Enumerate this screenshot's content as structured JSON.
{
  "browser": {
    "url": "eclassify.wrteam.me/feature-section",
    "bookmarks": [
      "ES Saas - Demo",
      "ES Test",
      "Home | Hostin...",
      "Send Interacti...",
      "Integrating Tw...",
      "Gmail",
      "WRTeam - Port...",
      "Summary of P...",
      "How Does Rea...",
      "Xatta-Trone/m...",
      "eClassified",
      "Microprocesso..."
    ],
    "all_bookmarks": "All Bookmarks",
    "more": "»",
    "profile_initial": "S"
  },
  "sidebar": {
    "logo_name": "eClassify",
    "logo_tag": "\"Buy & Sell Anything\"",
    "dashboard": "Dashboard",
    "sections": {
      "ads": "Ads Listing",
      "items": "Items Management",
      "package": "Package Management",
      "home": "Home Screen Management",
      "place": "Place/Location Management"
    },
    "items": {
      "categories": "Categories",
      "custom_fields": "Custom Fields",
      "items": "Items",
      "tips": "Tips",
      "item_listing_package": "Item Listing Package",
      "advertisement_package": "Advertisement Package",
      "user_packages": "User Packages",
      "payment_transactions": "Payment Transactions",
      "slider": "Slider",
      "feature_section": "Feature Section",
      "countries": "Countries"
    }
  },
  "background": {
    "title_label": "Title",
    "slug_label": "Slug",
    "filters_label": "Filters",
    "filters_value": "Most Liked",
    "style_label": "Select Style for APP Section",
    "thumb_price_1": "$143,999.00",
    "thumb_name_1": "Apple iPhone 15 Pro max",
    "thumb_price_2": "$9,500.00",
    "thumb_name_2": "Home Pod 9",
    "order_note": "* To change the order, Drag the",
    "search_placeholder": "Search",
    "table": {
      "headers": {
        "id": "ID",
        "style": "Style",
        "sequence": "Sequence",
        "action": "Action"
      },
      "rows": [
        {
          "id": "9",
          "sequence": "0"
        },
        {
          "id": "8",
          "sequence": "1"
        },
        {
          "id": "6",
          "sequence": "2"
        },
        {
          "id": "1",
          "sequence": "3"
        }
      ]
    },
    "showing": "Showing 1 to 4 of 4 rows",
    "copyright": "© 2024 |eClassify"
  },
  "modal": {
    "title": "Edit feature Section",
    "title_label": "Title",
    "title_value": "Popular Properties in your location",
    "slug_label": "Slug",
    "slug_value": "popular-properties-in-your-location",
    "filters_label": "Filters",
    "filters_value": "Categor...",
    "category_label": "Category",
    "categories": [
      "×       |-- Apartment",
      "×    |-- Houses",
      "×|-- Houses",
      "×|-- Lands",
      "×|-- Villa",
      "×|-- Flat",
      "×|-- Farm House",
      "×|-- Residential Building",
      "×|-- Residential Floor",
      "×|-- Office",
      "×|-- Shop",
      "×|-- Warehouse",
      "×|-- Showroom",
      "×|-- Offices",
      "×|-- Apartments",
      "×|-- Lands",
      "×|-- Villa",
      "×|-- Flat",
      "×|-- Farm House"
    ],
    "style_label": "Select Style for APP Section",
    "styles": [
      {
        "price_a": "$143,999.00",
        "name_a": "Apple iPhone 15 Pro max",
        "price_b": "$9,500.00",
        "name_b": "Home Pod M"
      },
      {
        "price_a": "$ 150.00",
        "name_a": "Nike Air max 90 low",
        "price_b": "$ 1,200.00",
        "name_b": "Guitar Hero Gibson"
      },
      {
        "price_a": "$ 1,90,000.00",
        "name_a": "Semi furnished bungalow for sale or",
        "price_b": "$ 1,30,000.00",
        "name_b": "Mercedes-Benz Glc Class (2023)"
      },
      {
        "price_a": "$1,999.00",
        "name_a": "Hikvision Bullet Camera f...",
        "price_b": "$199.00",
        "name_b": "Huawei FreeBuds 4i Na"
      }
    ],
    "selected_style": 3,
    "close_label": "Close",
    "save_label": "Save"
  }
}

▬▬▬▬▬▬

**AIM**
Tally up the lines in the records containing the word "Home", then give the count and nothing else.

**PROBLEM SOLUTION**
4